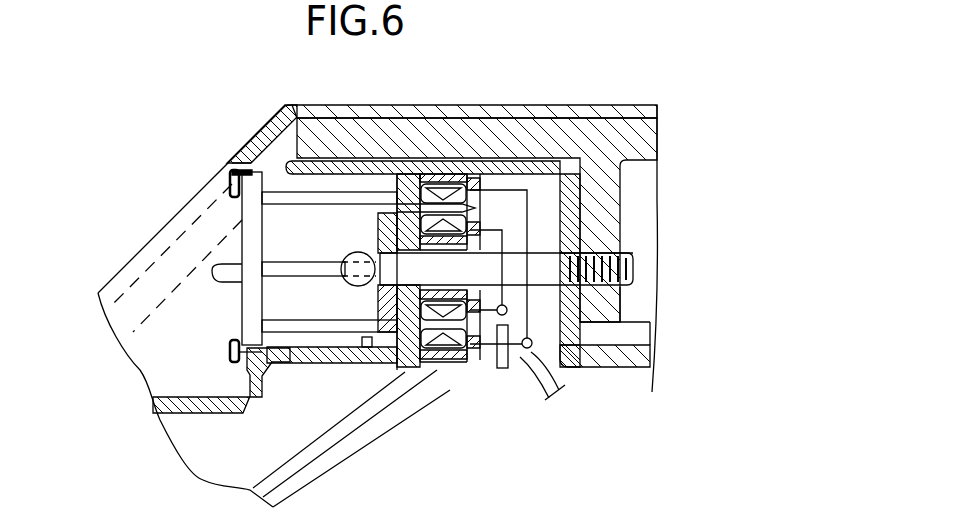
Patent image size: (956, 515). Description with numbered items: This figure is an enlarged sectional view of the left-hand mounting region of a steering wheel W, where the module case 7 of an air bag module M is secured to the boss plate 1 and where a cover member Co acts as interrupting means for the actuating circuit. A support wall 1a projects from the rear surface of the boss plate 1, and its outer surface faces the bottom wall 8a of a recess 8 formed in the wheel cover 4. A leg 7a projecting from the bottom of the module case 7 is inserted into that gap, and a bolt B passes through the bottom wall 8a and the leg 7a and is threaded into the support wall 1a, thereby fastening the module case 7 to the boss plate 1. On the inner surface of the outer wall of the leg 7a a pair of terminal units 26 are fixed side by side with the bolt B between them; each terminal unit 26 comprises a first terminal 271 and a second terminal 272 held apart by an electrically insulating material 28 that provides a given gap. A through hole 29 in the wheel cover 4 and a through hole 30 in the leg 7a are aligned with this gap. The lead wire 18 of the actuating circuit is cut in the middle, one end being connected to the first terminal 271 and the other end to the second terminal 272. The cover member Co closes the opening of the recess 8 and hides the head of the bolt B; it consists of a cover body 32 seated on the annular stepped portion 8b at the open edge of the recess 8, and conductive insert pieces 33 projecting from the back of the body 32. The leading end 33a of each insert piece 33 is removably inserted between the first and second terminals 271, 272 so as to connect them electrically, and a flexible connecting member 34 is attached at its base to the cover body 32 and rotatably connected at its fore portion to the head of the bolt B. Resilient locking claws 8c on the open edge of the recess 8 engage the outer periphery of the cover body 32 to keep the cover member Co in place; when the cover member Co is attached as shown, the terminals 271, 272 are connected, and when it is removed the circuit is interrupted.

The boss plate 1 is at (658, 139).
The support wall 1a is at (616, 185).
The wheel cover 4 is at (545, 106).
The module case 7 is at (333, 420).
The leg 7a is at (408, 160).
The recess 8 is at (336, 348).
The bottom wall 8a is at (378, 228).
The stepped portion 8b is at (262, 370).
The resilient locking claw 8c is at (229, 183).
The lead wire 18 is at (522, 370).
The terminal unit 26 is at (437, 173).
The first terminal 271 is at (440, 246).
The second terminal 272 is at (458, 185).
The electrically insulating material 28 is at (482, 180).
The through hole 29 is at (366, 348).
The through hole 30 is at (414, 366).
The cover body 32 is at (242, 313).
The insert piece 33 is at (304, 204).
The leading end 33a is at (475, 208).
The flexible connecting member 34 is at (292, 276).
The bolt B is at (630, 267).
The cover member Co is at (212, 269).
The air bag module M is at (278, 465).
The steering wheel W is at (238, 135).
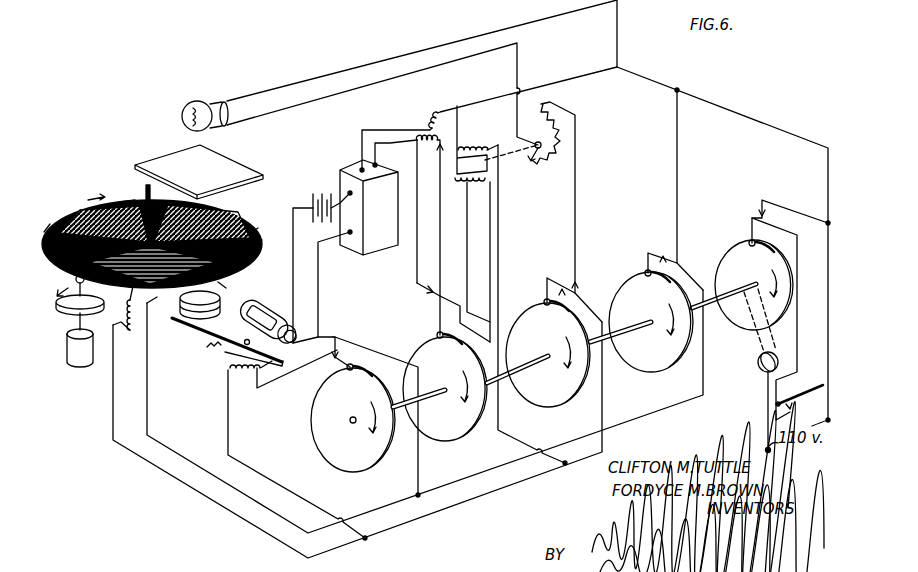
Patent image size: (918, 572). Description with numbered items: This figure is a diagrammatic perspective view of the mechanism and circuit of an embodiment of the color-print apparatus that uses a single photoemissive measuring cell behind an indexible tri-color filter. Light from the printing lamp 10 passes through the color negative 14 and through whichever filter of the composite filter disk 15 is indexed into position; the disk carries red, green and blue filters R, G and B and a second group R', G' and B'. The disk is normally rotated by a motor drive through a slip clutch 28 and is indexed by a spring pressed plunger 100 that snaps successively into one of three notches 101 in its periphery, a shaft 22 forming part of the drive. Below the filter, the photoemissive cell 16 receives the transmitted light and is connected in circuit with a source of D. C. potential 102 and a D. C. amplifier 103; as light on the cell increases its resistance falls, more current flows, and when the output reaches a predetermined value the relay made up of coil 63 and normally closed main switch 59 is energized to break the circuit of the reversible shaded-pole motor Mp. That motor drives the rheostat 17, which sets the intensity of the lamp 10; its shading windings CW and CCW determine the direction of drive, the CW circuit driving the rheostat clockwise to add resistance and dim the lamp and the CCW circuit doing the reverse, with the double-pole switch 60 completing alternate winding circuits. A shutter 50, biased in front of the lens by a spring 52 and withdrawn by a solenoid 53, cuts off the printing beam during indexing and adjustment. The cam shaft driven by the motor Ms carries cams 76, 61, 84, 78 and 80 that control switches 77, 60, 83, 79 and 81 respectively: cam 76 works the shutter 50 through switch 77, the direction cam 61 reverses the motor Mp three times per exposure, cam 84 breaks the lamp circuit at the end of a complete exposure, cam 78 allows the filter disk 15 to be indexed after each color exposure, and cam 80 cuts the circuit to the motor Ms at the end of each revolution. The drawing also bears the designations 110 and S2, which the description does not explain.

The printing lamp 10 is at (183, 106).
The color negative 14 is at (236, 170).
The shaft 22 is at (142, 190).
The notches 101 is at (70, 213).
The green filter G is at (122, 189).
The green filter G' is at (32, 219).
The red filter R is at (264, 219).
The red filter R' is at (269, 233).
The composite filter disk 15 is at (258, 256).
The blue filter B' is at (227, 273).
The blue filter B is at (156, 304).
The photoemissive cell 16 is at (258, 301).
The slip clutch 28 is at (64, 310).
The motor 110 is at (76, 355).
The spring pressed plunger 100 is at (128, 336).
The shutter 50 is at (204, 338).
The spring 52 is at (210, 354).
The solenoid 53 is at (228, 376).
The source of D. C. potential 102 is at (314, 190).
The D. C. amplifier 103 is at (374, 252).
The main switch 59 is at (412, 146).
The relay coil 63 is at (438, 118).
The reversible shaded-pole motor Mp is at (470, 150).
The shading winding CW is at (464, 179).
The shading winding CCW is at (477, 182).
The rheostat 17 is at (546, 168).
The double-pole switch 60 is at (442, 309).
The switch 77 is at (333, 338).
The cam 76 is at (312, 422).
The direction cam 61 is at (446, 433).
The switch 83 is at (547, 279).
The cam 84 is at (543, 392).
The switch 79 is at (650, 252).
The cam 78 is at (640, 367).
The switch 81 is at (760, 205).
The cam 80 is at (741, 313).
The motor Ms is at (758, 366).
The switch S2 is at (802, 392).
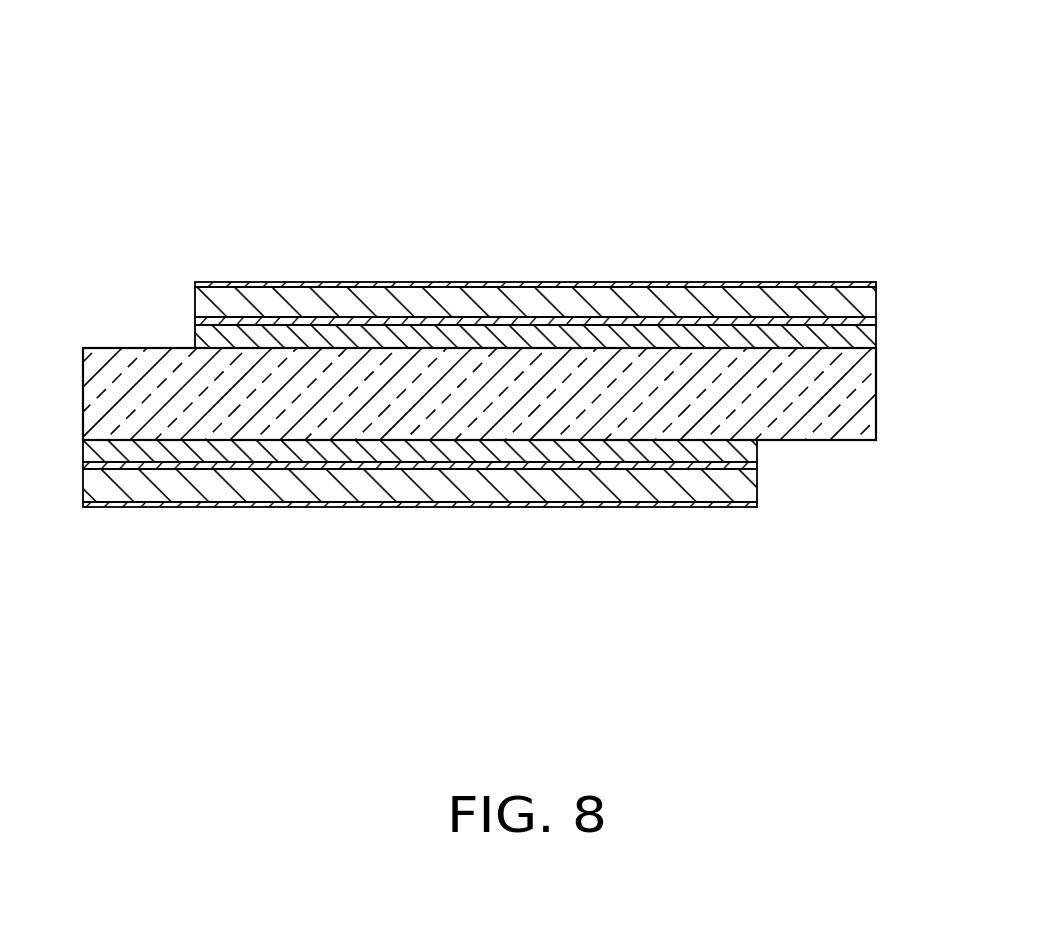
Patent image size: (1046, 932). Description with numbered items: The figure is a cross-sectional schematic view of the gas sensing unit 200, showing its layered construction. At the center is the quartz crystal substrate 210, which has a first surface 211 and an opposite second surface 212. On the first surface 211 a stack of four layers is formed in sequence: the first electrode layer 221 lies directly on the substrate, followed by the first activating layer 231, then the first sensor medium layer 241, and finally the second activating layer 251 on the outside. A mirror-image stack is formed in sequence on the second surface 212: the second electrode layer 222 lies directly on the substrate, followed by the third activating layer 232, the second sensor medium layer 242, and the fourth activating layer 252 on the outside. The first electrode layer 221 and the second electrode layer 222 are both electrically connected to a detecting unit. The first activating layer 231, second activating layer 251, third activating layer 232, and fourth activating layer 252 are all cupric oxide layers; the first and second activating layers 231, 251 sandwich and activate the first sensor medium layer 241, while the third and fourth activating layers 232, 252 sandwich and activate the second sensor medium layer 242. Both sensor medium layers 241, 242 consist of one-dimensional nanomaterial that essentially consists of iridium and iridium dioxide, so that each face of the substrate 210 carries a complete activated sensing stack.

The gas sensing unit 200 is at (459, 88).
The quartz crystal substrate 210 is at (873, 405).
The first surface 211 is at (141, 340).
The second surface 212 is at (882, 450).
The first electrode layer 221 is at (860, 340).
The second electrode layer 222 is at (745, 453).
The first activating layer 231 is at (870, 322).
The third activating layer 232 is at (752, 467).
The first sensor medium layer 241 is at (871, 307).
The second sensor medium layer 242 is at (525, 492).
The second activating layer 251 is at (875, 282).
The fourth activating layer 252 is at (668, 503).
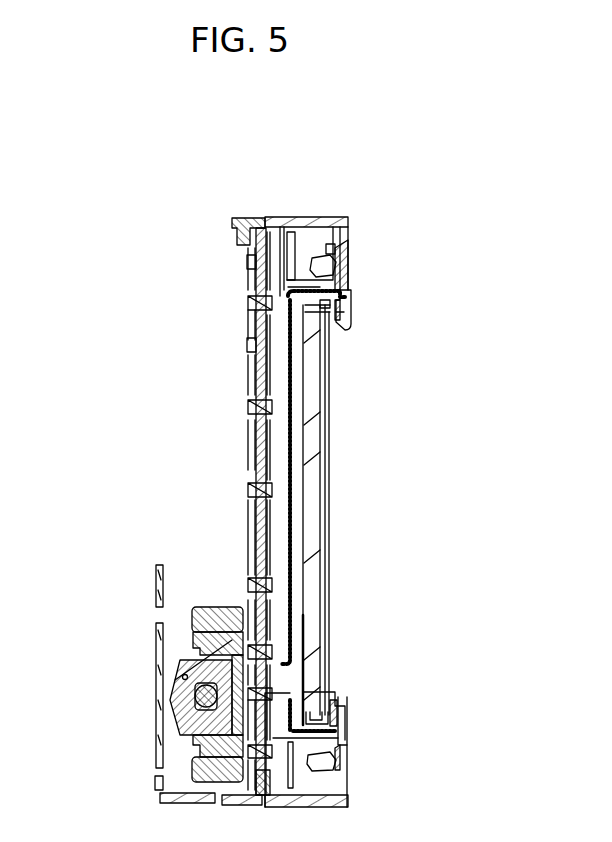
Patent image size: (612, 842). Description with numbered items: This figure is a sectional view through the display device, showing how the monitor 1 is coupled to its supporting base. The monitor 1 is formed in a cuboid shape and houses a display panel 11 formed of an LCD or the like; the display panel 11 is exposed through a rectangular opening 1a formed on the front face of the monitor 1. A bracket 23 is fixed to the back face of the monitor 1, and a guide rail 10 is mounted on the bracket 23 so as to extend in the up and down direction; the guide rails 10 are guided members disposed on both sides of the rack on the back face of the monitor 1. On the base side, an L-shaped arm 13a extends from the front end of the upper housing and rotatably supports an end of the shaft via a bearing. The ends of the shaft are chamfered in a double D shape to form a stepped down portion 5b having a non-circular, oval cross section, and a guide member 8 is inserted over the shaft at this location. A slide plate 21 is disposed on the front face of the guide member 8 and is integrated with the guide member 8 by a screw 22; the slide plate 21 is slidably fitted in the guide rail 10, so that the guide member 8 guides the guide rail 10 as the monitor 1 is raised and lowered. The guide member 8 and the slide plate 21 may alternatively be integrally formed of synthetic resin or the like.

The monitor 1 is at (327, 253).
The rectangular opening 1a is at (338, 320).
The bracket 23 is at (242, 223).
The guide rail 10 is at (251, 446).
The display panel 11 is at (315, 463).
The slide plate 21 is at (245, 700).
The L-shaped arm 13a is at (157, 657).
The guide member 8 is at (200, 662).
The stepped down portion 5b is at (203, 697).
The screw 22 is at (210, 630).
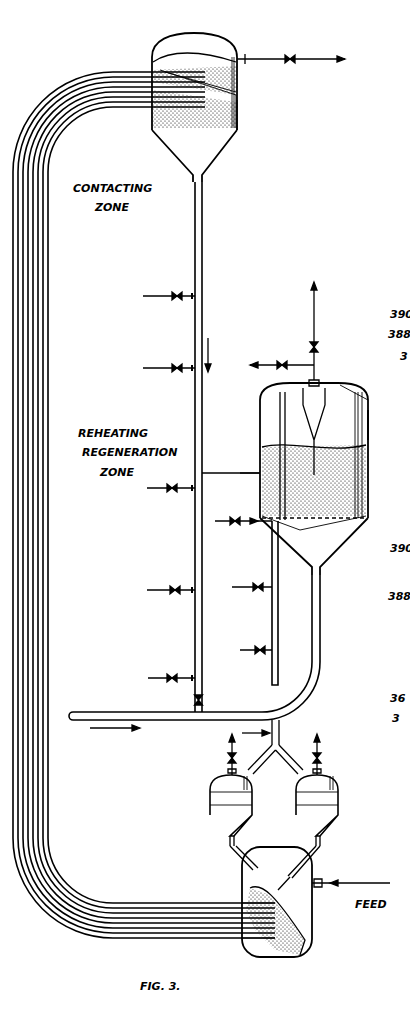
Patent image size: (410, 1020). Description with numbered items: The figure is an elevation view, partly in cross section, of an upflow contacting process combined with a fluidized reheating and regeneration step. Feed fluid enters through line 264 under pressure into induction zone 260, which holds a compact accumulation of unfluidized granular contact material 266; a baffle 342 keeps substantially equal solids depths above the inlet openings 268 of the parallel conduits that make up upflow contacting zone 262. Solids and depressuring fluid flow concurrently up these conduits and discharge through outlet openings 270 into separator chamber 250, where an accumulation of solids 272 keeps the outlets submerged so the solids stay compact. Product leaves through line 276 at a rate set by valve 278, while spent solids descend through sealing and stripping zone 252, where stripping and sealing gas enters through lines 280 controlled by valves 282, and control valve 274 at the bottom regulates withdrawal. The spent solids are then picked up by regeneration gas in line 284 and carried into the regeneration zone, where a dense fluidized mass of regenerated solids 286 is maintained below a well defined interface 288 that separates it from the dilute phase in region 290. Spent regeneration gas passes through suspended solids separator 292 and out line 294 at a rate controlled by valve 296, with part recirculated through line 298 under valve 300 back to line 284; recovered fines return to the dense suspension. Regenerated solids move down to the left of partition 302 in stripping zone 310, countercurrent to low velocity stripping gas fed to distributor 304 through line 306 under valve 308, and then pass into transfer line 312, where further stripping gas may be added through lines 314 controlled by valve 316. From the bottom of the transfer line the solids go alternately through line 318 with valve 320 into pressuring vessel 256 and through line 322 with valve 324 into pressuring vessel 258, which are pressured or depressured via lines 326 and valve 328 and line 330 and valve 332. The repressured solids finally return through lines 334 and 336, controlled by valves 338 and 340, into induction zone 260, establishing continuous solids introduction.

The contacting zone effluent-solids separator chamber 250 is at (232, 40).
The spent solids sealing and stripping zone 252 is at (203, 296).
The solids pressuring vessel 256 is at (338, 799).
The solids pressuring vessel 258 is at (214, 798).
The induction zone 260 is at (312, 922).
The upflow contacting zone 262 is at (45, 160).
The line 264 is at (196, 473).
The granular contact material 266 is at (248, 893).
The inlet openings 268 is at (266, 935).
The outlet openings 270 is at (245, 106).
The accumulation of solids 272 is at (240, 130).
The control valve 274 is at (193, 699).
The line 276 is at (300, 58).
The valve 278 is at (290, 64).
The lines 280 is at (158, 296).
The valves 282 is at (177, 300).
The line 284 is at (92, 712).
The fluidized mass of regenerated solids 286 is at (352, 469).
The interface 288 is at (368, 428).
The dilute phase region 290 is at (367, 398).
The suspended solids separator 292 is at (326, 386).
The line 294 is at (318, 365).
The valve 296 is at (318, 345).
The line 298 is at (292, 362).
The valve 300 is at (272, 368).
The partition 302 is at (260, 472).
The distributor 304 is at (262, 528).
The line 306 is at (235, 518).
The valve 308 is at (238, 517).
The stripping zone 310 is at (262, 447).
The transfer line 312 is at (272, 602).
The lines 314 is at (236, 587).
The valve 316 is at (258, 584).
The line 318 is at (280, 735).
The valve 320 is at (290, 766).
The line 322 is at (262, 764).
The valve 324 is at (276, 776).
The lines 326 is at (322, 771).
The valve 328 is at (322, 756).
The line 330 is at (226, 757).
The valve 332 is at (226, 770).
The line 334 is at (322, 842).
The line 336 is at (228, 840).
The valve 338 is at (302, 846).
The valve 340 is at (240, 858).
The baffle 342 is at (306, 868).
**********
## Given instruction
From the records above, extract every line from the one containing "Patent image size: (612, 842)." through the one containing "The bracket 23 is at (242, 223).", including both, and copy them verbatim.

## Output below
Patent image size: (612, 842). Description with numbered items: This figure is a sectional view through the display device, showing how the monitor 1 is coupled to its supporting base. The monitor 1 is formed in a cuboid shape and houses a display panel 11 formed of an LCD or the like; the display panel 11 is exposed through a rectangular opening 1a formed on the front face of the monitor 1. A bracket 23 is fixed to the back face of the monitor 1, and a guide rail 10 is mounted on the bracket 23 so as to extend in the up and down direction; the guide rails 10 are guided members disposed on both sides of the rack on the back face of the monitor 1. On the base side, an L-shaped arm 13a extends from the front end of the upper housing and rotatably supports an end of the shaft via a bearing. The ends of the shaft are chamfered in a double D shape to form a stepped down portion 5b having a non-circular, oval cross section, and a guide member 8 is inserted over the shaft at this location. A slide plate 21 is disposed on the front face of the guide member 8 and is integrated with the guide member 8 by a screw 22; the slide plate 21 is slidably fitted in the guide rail 10, so that the guide member 8 guides the guide rail 10 as the monitor 1 is raised and lowered. The guide member 8 and the slide plate 21 may alternatively be integrally formed of synthetic resin or the like.

The monitor 1 is at (327, 253).
The rectangular opening 1a is at (338, 320).
The bracket 23 is at (242, 223).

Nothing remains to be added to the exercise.